:: Excerpted data ::
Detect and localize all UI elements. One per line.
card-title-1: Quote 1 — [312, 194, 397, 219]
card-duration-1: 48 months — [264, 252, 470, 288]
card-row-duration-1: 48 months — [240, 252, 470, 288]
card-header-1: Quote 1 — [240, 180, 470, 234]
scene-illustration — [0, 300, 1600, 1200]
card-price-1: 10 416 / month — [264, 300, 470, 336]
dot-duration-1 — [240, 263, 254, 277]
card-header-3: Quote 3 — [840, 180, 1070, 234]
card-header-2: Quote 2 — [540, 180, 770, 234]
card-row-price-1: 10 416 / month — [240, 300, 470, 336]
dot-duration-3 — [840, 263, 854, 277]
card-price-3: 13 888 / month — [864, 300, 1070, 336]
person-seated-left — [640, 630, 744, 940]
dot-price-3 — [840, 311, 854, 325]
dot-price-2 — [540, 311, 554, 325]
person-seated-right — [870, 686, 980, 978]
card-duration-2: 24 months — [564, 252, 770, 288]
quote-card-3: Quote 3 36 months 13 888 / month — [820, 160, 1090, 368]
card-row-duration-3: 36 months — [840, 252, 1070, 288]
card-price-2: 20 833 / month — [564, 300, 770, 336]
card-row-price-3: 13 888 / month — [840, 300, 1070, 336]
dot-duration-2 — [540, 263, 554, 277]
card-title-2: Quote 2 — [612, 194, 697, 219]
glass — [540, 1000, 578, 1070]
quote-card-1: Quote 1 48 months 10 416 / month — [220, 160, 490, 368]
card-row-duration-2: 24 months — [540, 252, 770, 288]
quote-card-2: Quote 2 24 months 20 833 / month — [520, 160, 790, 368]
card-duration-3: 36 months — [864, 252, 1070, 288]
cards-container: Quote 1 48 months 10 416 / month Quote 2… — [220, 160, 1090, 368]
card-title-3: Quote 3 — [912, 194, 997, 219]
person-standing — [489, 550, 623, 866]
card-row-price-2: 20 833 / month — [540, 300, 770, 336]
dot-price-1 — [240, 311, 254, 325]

:: Goal ::
Reproduce the records above verbatim, line for line.

:: Complete output ::
Detect and localize all UI elements. One per line.
card-title-1: Quote 1 — [312, 194, 397, 219]
card-duration-1: 48 months — [264, 252, 470, 288]
card-row-duration-1: 48 months — [240, 252, 470, 288]
card-header-1: Quote 1 — [240, 180, 470, 234]
scene-illustration — [0, 300, 1600, 1200]
card-price-1: 10 416 / month — [264, 300, 470, 336]
dot-duration-1 — [240, 263, 254, 277]
card-header-3: Quote 3 — [840, 180, 1070, 234]
card-header-2: Quote 2 — [540, 180, 770, 234]
card-row-price-1: 10 416 / month — [240, 300, 470, 336]
dot-duration-3 — [840, 263, 854, 277]
card-price-3: 13 888 / month — [864, 300, 1070, 336]
person-seated-left — [640, 630, 744, 940]
dot-price-3 — [840, 311, 854, 325]
dot-price-2 — [540, 311, 554, 325]
person-seated-right — [870, 686, 980, 978]
card-duration-2: 24 months — [564, 252, 770, 288]
quote-card-3: Quote 3 36 months 13 888 / month — [820, 160, 1090, 368]
card-row-duration-3: 36 months — [840, 252, 1070, 288]
card-price-2: 20 833 / month — [564, 300, 770, 336]
card-row-price-3: 13 888 / month — [840, 300, 1070, 336]
dot-duration-2 — [540, 263, 554, 277]
card-title-2: Quote 2 — [612, 194, 697, 219]
glass — [540, 1000, 578, 1070]
quote-card-1: Quote 1 48 months 10 416 / month — [220, 160, 490, 368]
card-row-duration-2: 24 months — [540, 252, 770, 288]
quote-card-2: Quote 2 24 months 20 833 / month — [520, 160, 790, 368]
card-duration-3: 36 months — [864, 252, 1070, 288]
cards-container: Quote 1 48 months 10 416 / month Quote 2… — [220, 160, 1090, 368]
card-title-3: Quote 3 — [912, 194, 997, 219]
person-standing — [489, 550, 623, 866]
card-row-price-2: 20 833 / month — [540, 300, 770, 336]
dot-price-1 — [240, 311, 254, 325]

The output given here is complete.